"""

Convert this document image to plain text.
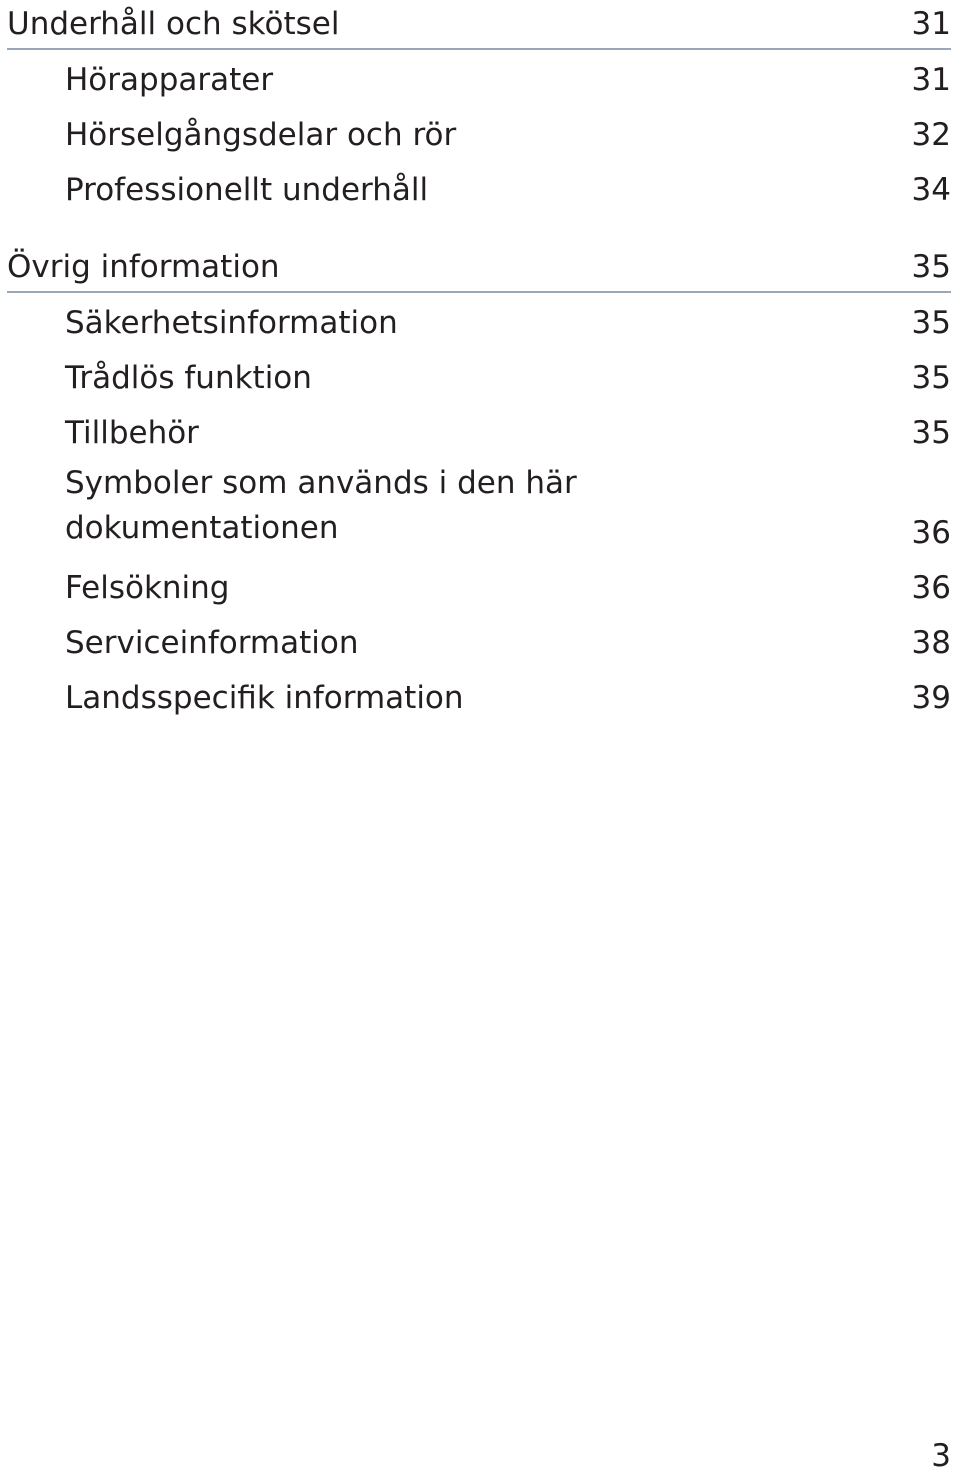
Underhåll och skötsel	31
Hörapparater	31
Hörselgångsdelar och rör	32
Professionellt underhåll	34
Övrig information	35
Säkerhetsinformation	35
Trådlös funktion	35
Tillbehör	35
Symboler som används i den här
dokumentationen	36
Felsökning	36
Serviceinformation	38
Landsspecifik information	39
3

"""

> **Set exercise**:
Set down the lines of the records above exactly, apart from the pictures.

> **Final result**:
Convert this document image to plain text.
Underhåll och skötsel	31
Hörapparater	31
Hörselgångsdelar och rör	32
Professionellt underhåll	34
Övrig information	35
Säkerhetsinformation	35
Trådlös funktion	35
Tillbehör	35
Symboler som används i den här
dokumentationen	36
Felsökning	36
Serviceinformation	38
Landsspecifik information	39
3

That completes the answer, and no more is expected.